[Stored data]
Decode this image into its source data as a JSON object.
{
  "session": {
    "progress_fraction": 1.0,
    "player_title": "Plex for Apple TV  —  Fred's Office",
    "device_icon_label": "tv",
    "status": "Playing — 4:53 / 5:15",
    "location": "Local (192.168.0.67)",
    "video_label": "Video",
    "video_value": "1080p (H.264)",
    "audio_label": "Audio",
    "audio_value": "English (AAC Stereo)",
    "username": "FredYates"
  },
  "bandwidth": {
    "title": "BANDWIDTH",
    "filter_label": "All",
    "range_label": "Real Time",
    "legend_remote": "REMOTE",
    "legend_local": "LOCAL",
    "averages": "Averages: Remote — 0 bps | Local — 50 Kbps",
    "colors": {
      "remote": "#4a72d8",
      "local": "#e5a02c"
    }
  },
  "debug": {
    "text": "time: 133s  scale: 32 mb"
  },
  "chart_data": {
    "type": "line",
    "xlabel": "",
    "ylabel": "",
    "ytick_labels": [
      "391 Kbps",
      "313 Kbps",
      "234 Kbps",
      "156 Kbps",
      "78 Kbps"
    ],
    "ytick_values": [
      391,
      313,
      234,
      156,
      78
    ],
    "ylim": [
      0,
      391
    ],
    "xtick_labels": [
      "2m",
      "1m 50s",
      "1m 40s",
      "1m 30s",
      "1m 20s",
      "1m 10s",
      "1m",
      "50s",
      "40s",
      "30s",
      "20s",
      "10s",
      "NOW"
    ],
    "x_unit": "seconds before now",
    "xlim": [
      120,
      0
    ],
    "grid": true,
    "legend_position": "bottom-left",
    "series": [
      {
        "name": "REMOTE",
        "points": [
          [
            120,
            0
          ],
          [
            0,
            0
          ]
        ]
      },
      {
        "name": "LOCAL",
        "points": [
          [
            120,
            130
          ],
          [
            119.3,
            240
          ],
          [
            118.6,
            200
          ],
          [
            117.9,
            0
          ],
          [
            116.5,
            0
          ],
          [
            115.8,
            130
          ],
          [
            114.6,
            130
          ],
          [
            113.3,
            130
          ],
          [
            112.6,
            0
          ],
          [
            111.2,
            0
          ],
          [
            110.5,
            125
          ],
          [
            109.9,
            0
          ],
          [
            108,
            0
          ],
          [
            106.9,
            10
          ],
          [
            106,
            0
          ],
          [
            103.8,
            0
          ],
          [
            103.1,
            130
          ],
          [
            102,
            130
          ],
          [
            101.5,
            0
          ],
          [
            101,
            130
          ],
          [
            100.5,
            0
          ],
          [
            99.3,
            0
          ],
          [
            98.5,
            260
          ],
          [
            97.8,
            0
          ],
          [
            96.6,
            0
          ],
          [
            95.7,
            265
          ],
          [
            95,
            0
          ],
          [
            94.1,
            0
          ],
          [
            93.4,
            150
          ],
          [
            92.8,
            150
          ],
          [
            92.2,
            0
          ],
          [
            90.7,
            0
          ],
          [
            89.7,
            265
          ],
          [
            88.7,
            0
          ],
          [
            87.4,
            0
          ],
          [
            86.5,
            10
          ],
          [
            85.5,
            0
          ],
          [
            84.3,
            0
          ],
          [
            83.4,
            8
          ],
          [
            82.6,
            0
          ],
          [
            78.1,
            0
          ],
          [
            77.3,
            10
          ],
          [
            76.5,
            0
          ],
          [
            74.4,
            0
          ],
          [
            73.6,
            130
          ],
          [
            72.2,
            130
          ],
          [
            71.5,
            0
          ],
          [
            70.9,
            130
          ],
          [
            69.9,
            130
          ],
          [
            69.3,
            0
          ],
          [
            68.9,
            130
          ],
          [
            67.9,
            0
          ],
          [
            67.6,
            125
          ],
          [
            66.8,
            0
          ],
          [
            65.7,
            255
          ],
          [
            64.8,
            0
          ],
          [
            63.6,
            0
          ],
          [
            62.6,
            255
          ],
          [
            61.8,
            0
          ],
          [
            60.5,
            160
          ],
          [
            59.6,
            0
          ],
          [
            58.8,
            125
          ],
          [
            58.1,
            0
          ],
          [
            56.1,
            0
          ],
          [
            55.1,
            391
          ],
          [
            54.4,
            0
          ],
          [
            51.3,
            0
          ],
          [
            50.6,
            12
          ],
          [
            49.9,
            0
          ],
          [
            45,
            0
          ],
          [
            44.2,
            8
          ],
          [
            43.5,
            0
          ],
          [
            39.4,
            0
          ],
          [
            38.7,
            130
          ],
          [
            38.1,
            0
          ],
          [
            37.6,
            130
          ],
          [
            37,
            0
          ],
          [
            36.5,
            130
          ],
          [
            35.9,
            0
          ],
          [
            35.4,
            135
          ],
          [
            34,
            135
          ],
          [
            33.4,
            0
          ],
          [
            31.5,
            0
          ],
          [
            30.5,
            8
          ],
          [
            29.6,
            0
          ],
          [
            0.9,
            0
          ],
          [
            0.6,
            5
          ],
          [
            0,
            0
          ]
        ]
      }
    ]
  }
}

WRITTEN PROBLEM: Reproduce the data, keeping every line exactly the same.

FULL SOLUTION:
Decode this image into its source data as a JSON object.
{
  "session": {
    "progress_fraction": 1.0,
    "player_title": "Plex for Apple TV  —  Fred's Office",
    "device_icon_label": "tv",
    "status": "Playing — 4:53 / 5:15",
    "location": "Local (192.168.0.67)",
    "video_label": "Video",
    "video_value": "1080p (H.264)",
    "audio_label": "Audio",
    "audio_value": "English (AAC Stereo)",
    "username": "FredYates"
  },
  "bandwidth": {
    "title": "BANDWIDTH",
    "filter_label": "All",
    "range_label": "Real Time",
    "legend_remote": "REMOTE",
    "legend_local": "LOCAL",
    "averages": "Averages: Remote — 0 bps | Local — 50 Kbps",
    "colors": {
      "remote": "#4a72d8",
      "local": "#e5a02c"
    }
  },
  "debug": {
    "text": "time: 133s  scale: 32 mb"
  },
  "chart_data": {
    "type": "line",
    "xlabel": "",
    "ylabel": "",
    "ytick_labels": [
      "391 Kbps",
      "313 Kbps",
      "234 Kbps",
      "156 Kbps",
      "78 Kbps"
    ],
    "ytick_values": [
      391,
      313,
      234,
      156,
      78
    ],
    "ylim": [
      0,
      391
    ],
    "xtick_labels": [
      "2m",
      "1m 50s",
      "1m 40s",
      "1m 30s",
      "1m 20s",
      "1m 10s",
      "1m",
      "50s",
      "40s",
      "30s",
      "20s",
      "10s",
      "NOW"
    ],
    "x_unit": "seconds before now",
    "xlim": [
      120,
      0
    ],
    "grid": true,
    "legend_position": "bottom-left",
    "series": [
      {
        "name": "REMOTE",
        "points": [
          [
            120,
            0
          ],
          [
            0,
            0
          ]
        ]
      },
      {
        "name": "LOCAL",
        "points": [
          [
            120,
            130
          ],
          [
            119.3,
            240
          ],
          [
            118.6,
            200
          ],
          [
            117.9,
            0
          ],
          [
            116.5,
            0
          ],
          [
            115.8,
            130
          ],
          [
            114.6,
            130
          ],
          [
            113.3,
            130
          ],
          [
            112.6,
            0
          ],
          [
            111.2,
            0
          ],
          [
            110.5,
            125
          ],
          [
            109.9,
            0
          ],
          [
            108,
            0
          ],
          [
            106.9,
            10
          ],
          [
            106,
            0
          ],
          [
            103.8,
            0
          ],
          [
            103.1,
            130
          ],
          [
            102,
            130
          ],
          [
            101.5,
            0
          ],
          [
            101,
            130
          ],
          [
            100.5,
            0
          ],
          [
            99.3,
            0
          ],
          [
            98.5,
            260
          ],
          [
            97.8,
            0
          ],
          [
            96.6,
            0
          ],
          [
            95.7,
            265
          ],
          [
            95,
            0
          ],
          [
            94.1,
            0
          ],
          [
            93.4,
            150
          ],
          [
            92.8,
            150
          ],
          [
            92.2,
            0
          ],
          [
            90.7,
            0
          ],
          [
            89.7,
            265
          ],
          [
            88.7,
            0
          ],
          [
            87.4,
            0
          ],
          [
            86.5,
            10
          ],
          [
            85.5,
            0
          ],
          [
            84.3,
            0
          ],
          [
            83.4,
            8
          ],
          [
            82.6,
            0
          ],
          [
            78.1,
            0
          ],
          [
            77.3,
            10
          ],
          [
            76.5,
            0
          ],
          [
            74.4,
            0
          ],
          [
            73.6,
            130
          ],
          [
            72.2,
            130
          ],
          [
            71.5,
            0
          ],
          [
            70.9,
            130
          ],
          [
            69.9,
            130
          ],
          [
            69.3,
            0
          ],
          [
            68.9,
            130
          ],
          [
            67.9,
            0
          ],
          [
            67.6,
            125
          ],
          [
            66.8,
            0
          ],
          [
            65.7,
            255
          ],
          [
            64.8,
            0
          ],
          [
            63.6,
            0
          ],
          [
            62.6,
            255
          ],
          [
            61.8,
            0
          ],
          [
            60.5,
            160
          ],
          [
            59.6,
            0
          ],
          [
            58.8,
            125
          ],
          [
            58.1,
            0
          ],
          [
            56.1,
            0
          ],
          [
            55.1,
            391
          ],
          [
            54.4,
            0
          ],
          [
            51.3,
            0
          ],
          [
            50.6,
            12
          ],
          [
            49.9,
            0
          ],
          [
            45,
            0
          ],
          [
            44.2,
            8
          ],
          [
            43.5,
            0
          ],
          [
            39.4,
            0
          ],
          [
            38.7,
            130
          ],
          [
            38.1,
            0
          ],
          [
            37.6,
            130
          ],
          [
            37,
            0
          ],
          [
            36.5,
            130
          ],
          [
            35.9,
            0
          ],
          [
            35.4,
            135
          ],
          [
            34,
            135
          ],
          [
            33.4,
            0
          ],
          [
            31.5,
            0
          ],
          [
            30.5,
            8
          ],
          [
            29.6,
            0
          ],
          [
            0.9,
            0
          ],
          [
            0.6,
            5
          ],
          [
            0,
            0
          ]
        ]
      }
    ]
  }
}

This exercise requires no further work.